GOAL: In the records that follow, show each line where the word "candlestick" is present.

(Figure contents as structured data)
_ _ _ _

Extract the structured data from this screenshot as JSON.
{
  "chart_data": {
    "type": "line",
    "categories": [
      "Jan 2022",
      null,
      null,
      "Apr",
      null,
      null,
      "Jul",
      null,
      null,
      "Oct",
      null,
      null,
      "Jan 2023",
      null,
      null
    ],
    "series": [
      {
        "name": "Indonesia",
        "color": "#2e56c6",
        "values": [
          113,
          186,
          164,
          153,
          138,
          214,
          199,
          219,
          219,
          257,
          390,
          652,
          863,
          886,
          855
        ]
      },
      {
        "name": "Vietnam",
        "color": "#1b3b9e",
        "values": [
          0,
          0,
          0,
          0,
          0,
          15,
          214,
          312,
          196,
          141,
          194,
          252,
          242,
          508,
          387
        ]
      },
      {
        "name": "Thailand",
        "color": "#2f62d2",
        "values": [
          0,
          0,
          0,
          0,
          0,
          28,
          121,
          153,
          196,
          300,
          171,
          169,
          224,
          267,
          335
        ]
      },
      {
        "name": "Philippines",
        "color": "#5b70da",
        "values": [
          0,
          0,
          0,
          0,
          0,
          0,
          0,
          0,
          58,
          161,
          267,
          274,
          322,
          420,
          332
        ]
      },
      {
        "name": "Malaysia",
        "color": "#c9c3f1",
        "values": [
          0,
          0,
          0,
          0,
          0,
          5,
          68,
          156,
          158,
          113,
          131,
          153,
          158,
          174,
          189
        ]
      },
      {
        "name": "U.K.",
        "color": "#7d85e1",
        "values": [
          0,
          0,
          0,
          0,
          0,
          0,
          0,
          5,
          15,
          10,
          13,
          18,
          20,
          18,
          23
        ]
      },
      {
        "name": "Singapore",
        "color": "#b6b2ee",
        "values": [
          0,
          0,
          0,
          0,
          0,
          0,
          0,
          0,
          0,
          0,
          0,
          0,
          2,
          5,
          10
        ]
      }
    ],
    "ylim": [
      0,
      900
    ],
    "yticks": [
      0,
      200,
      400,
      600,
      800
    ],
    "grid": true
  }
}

_ _ _ _

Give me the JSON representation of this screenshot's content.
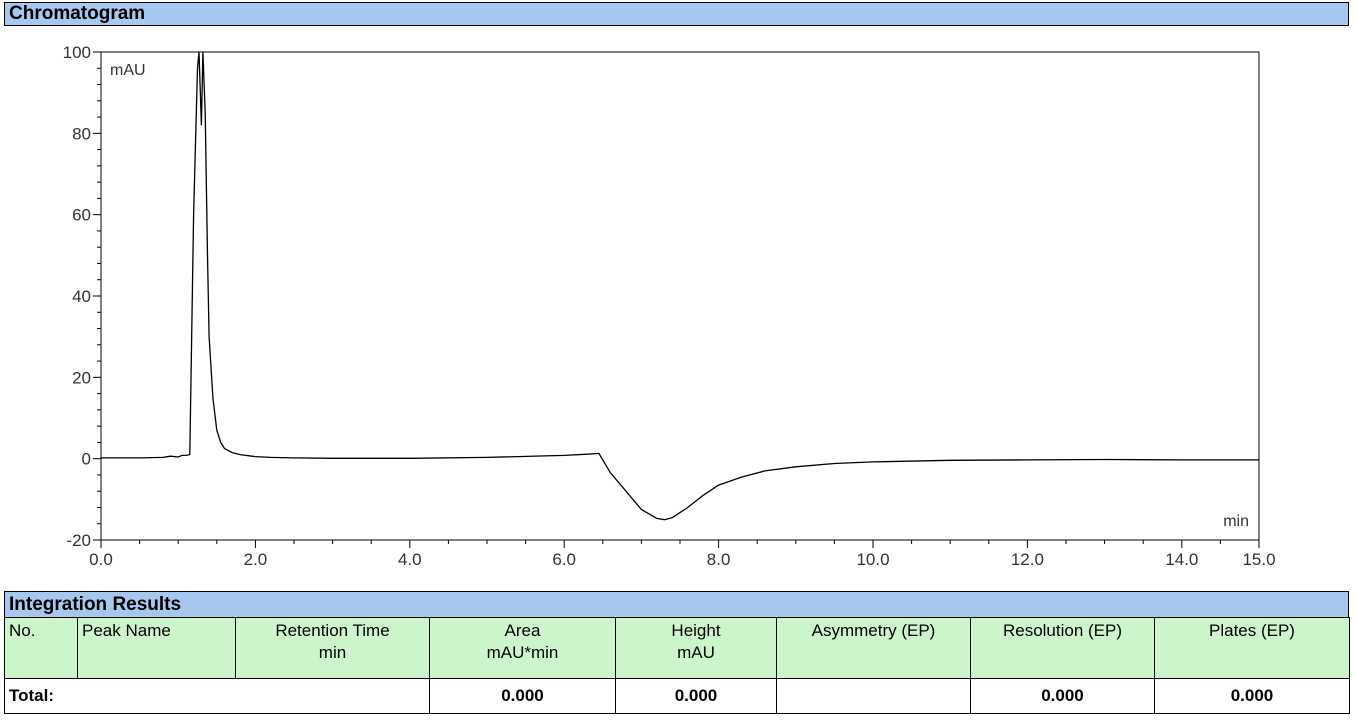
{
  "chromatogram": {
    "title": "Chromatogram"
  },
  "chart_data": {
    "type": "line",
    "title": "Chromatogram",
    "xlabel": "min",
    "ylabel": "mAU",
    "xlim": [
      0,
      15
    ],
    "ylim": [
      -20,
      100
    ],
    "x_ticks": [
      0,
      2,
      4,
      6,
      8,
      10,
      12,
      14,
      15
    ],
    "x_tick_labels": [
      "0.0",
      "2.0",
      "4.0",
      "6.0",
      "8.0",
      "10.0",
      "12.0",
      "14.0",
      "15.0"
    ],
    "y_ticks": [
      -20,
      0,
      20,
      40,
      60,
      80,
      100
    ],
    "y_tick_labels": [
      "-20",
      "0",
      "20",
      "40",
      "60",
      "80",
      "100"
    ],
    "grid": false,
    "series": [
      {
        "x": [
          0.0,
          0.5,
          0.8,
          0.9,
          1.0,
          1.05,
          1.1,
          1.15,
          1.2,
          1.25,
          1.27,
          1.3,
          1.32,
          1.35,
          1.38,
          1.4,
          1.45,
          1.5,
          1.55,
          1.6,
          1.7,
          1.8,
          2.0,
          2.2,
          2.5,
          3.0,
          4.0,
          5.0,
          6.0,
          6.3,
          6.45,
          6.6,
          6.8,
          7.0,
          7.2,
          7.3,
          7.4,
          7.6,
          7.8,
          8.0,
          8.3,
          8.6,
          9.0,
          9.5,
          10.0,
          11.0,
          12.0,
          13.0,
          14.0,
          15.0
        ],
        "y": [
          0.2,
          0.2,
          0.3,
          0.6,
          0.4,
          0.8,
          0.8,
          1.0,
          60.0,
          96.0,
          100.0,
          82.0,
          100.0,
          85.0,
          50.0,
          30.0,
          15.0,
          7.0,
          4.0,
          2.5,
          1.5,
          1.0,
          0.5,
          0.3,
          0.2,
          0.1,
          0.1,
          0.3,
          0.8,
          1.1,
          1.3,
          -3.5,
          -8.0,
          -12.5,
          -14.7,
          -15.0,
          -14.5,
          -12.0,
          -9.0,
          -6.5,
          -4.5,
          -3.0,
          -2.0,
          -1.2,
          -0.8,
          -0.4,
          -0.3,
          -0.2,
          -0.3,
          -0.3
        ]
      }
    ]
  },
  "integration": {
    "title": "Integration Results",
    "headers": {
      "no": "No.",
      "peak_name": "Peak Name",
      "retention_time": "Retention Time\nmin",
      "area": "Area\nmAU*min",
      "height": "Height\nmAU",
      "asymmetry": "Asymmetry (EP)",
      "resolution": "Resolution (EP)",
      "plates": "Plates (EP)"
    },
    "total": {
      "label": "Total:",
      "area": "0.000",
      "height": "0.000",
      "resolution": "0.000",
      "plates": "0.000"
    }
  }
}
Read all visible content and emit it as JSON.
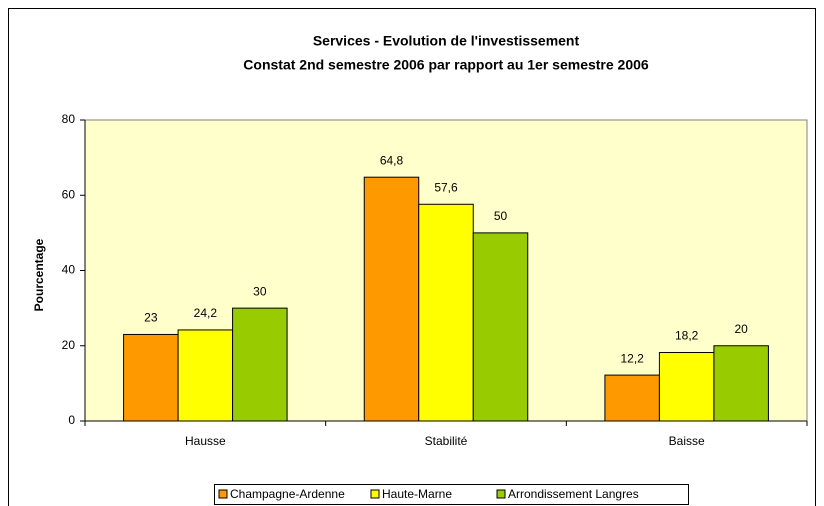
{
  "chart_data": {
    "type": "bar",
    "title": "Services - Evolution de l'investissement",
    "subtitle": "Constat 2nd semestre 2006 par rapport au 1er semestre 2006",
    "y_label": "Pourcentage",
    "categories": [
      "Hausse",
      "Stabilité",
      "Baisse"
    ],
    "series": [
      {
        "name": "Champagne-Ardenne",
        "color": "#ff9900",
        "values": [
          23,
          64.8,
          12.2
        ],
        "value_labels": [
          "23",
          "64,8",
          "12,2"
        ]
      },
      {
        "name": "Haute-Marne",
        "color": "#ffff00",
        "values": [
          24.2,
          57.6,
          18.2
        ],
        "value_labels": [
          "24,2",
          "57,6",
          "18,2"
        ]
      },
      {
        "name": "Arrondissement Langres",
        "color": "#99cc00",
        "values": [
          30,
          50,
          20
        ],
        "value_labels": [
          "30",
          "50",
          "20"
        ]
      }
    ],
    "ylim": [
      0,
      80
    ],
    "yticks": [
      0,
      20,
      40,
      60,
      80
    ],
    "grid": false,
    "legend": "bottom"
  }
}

_ _ _ _

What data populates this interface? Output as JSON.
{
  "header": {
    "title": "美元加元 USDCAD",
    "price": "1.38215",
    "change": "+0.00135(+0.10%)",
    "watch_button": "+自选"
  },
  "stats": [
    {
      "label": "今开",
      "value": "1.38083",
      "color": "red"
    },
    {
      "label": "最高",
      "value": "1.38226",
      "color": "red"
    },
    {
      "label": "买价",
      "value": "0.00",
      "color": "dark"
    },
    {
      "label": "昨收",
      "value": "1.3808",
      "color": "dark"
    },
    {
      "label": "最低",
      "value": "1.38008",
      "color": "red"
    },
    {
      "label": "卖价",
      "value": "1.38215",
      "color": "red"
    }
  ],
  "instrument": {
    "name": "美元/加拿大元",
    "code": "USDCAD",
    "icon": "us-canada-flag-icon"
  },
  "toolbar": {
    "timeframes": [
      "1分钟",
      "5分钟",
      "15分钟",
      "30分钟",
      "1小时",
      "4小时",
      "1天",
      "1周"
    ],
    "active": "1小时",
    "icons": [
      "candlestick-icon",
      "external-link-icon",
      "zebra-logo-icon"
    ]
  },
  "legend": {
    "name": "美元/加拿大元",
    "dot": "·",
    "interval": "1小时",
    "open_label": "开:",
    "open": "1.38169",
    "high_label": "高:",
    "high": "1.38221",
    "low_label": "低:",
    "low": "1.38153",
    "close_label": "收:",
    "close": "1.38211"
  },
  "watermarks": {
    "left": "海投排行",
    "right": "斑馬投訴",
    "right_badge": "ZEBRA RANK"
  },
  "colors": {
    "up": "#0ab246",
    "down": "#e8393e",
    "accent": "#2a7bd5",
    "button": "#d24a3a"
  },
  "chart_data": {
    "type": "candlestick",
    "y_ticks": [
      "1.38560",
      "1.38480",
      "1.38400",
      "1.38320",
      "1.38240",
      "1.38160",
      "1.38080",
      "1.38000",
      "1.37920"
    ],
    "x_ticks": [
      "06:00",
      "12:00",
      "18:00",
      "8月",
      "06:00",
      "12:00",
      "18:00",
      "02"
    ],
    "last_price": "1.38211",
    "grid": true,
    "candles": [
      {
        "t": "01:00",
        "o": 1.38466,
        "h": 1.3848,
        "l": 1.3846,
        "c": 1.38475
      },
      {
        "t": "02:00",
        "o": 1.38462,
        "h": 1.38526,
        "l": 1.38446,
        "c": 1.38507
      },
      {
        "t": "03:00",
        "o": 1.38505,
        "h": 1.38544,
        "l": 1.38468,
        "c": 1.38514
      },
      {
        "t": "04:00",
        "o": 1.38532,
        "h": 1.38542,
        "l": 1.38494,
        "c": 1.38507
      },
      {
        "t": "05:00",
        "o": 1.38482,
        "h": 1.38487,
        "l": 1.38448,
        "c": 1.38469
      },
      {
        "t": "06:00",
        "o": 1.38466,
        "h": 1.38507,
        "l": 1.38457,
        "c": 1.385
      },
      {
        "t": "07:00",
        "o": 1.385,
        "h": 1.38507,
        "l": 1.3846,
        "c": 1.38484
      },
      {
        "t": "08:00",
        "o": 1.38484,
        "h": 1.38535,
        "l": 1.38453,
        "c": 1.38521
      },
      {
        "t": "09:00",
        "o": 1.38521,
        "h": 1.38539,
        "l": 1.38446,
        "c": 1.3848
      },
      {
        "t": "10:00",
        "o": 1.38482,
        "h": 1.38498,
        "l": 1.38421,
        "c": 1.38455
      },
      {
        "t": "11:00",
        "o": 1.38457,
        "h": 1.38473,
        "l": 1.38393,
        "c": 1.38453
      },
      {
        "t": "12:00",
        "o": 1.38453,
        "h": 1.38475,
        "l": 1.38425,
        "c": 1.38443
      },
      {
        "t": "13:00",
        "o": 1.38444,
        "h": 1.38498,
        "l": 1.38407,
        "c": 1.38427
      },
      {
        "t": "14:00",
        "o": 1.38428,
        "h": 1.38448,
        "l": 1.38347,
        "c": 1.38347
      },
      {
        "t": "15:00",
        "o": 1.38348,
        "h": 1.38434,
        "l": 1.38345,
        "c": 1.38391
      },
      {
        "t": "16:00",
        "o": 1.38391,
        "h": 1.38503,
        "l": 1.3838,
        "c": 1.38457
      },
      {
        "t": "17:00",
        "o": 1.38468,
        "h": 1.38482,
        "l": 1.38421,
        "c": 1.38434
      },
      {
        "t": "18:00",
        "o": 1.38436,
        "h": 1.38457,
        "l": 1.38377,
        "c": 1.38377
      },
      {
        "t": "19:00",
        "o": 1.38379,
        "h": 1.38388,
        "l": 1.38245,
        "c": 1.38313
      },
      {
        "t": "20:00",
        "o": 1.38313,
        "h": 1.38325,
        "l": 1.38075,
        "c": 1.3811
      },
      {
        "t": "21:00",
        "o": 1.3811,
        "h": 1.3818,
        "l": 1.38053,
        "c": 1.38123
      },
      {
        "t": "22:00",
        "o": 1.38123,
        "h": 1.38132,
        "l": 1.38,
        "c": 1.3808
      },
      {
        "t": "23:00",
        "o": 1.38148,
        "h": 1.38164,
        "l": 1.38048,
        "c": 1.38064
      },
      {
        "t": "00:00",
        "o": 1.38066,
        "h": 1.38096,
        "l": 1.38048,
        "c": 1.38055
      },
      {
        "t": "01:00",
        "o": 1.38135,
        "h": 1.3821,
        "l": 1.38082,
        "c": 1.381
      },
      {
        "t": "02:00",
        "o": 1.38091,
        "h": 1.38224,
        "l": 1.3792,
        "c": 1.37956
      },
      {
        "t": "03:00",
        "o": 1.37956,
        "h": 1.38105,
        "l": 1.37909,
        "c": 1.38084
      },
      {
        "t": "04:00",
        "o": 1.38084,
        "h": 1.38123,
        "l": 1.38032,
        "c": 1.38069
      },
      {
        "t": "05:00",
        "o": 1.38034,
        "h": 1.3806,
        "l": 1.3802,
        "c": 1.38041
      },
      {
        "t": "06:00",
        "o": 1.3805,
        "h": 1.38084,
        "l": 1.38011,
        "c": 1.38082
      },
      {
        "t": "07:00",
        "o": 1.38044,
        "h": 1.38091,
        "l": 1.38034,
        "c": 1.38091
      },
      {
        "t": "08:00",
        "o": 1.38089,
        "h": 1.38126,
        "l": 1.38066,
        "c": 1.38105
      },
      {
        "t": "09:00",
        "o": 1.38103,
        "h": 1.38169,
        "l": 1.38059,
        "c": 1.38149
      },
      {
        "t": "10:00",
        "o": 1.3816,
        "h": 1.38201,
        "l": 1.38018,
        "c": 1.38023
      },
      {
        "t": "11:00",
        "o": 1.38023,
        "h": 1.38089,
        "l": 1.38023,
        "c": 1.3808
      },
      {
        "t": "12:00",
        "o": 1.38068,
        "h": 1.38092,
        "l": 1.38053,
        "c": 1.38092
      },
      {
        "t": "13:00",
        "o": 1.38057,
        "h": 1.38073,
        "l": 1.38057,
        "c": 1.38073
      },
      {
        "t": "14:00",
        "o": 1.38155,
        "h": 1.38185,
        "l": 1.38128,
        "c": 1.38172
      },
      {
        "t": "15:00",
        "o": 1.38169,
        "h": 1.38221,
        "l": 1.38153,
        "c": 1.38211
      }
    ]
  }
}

_ _ _ _

CORRECT OUTPUT:
      "candlestick-icon",
    "type": "candlestick",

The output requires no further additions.